▶ _PROBLEM TO WORK ON_
Select from the records below every line that has the word "true" in it.

- - - - -

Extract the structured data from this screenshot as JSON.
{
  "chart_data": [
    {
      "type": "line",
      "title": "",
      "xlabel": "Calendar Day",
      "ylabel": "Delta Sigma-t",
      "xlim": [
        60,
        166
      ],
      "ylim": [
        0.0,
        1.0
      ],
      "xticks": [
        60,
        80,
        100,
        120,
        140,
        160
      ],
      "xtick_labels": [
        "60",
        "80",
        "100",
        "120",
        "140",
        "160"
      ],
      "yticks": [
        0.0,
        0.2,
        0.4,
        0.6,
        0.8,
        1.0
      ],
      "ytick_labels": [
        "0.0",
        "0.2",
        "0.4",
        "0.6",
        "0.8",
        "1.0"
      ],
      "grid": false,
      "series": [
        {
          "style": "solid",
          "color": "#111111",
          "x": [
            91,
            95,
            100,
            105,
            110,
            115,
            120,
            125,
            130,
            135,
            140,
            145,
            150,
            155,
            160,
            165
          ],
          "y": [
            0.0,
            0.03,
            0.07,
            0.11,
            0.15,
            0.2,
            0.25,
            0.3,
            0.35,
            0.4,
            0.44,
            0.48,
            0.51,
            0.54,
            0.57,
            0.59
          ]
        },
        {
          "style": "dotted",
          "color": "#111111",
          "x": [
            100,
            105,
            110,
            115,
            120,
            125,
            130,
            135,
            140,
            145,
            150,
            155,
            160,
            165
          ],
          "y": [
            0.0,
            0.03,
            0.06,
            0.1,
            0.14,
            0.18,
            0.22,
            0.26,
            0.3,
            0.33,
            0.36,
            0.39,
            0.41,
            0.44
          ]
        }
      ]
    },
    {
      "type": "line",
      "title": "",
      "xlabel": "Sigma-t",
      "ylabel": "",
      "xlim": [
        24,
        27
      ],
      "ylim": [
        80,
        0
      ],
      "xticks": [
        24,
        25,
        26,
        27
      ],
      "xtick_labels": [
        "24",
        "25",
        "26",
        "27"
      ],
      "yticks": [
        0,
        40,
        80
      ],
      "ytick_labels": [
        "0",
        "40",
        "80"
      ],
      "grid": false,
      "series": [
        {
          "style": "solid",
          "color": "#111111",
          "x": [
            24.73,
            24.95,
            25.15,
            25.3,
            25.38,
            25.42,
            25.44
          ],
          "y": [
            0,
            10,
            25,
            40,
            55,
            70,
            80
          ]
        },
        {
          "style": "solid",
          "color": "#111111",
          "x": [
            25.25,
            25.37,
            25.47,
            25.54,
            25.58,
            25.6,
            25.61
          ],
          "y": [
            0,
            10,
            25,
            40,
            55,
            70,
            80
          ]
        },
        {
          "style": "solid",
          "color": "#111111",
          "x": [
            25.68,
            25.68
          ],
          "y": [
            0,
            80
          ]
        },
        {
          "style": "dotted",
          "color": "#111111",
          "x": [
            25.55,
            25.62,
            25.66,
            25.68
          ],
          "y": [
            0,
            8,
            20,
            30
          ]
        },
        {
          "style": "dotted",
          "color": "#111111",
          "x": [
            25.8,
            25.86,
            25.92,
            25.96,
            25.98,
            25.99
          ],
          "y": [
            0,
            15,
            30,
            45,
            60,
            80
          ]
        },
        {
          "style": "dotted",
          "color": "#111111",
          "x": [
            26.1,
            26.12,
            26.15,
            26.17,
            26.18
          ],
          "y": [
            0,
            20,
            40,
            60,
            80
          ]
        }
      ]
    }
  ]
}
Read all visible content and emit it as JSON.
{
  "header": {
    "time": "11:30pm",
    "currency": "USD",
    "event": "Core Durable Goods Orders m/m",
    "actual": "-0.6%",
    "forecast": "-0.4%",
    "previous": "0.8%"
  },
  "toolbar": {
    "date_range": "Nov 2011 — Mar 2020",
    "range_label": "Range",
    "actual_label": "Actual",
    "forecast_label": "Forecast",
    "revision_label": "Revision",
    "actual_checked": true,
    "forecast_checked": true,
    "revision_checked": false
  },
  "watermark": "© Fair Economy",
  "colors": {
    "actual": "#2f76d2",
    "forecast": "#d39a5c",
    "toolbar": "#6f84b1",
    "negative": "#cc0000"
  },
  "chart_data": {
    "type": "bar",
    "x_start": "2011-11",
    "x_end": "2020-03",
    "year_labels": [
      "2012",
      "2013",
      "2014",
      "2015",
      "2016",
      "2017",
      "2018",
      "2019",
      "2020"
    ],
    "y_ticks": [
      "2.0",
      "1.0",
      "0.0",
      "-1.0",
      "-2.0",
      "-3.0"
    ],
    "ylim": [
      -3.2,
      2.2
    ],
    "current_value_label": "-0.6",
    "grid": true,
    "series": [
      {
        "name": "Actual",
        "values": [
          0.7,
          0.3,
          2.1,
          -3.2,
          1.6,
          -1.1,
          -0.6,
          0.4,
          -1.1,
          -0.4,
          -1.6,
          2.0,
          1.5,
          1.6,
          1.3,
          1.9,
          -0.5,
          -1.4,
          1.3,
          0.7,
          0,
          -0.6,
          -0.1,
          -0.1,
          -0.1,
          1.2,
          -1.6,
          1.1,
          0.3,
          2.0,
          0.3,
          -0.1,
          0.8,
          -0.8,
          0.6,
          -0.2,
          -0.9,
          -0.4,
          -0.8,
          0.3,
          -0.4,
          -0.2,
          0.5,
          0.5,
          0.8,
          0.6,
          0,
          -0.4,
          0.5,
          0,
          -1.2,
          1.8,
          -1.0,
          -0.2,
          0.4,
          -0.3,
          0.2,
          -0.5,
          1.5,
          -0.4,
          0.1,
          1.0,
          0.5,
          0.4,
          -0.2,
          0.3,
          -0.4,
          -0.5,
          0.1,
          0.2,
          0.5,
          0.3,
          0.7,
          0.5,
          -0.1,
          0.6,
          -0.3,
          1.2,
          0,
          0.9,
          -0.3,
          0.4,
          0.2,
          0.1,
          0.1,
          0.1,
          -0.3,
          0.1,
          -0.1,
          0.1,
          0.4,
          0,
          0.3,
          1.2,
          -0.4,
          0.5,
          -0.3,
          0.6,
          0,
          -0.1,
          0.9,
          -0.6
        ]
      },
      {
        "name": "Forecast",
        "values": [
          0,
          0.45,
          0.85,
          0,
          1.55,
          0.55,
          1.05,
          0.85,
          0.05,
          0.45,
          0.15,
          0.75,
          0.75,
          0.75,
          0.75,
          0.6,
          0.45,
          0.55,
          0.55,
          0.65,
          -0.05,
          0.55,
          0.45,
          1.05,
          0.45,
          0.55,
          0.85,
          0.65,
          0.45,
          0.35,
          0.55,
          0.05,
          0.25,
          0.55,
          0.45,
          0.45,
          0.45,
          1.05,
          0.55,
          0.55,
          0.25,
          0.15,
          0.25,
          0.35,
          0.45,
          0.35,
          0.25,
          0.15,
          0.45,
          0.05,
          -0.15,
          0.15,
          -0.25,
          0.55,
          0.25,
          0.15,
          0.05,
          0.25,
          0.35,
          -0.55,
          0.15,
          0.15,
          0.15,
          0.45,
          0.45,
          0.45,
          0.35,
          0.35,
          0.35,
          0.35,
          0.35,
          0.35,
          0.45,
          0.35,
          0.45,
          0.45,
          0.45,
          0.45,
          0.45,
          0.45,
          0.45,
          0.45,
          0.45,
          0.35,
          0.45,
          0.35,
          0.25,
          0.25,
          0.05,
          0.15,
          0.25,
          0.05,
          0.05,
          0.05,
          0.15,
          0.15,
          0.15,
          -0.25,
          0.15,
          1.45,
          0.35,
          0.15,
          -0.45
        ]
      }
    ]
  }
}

- - - - -

▶ _EXERCISE RESPONSE_
    "actual_checked": true,
    "forecast_checked": true,
    "grid": true,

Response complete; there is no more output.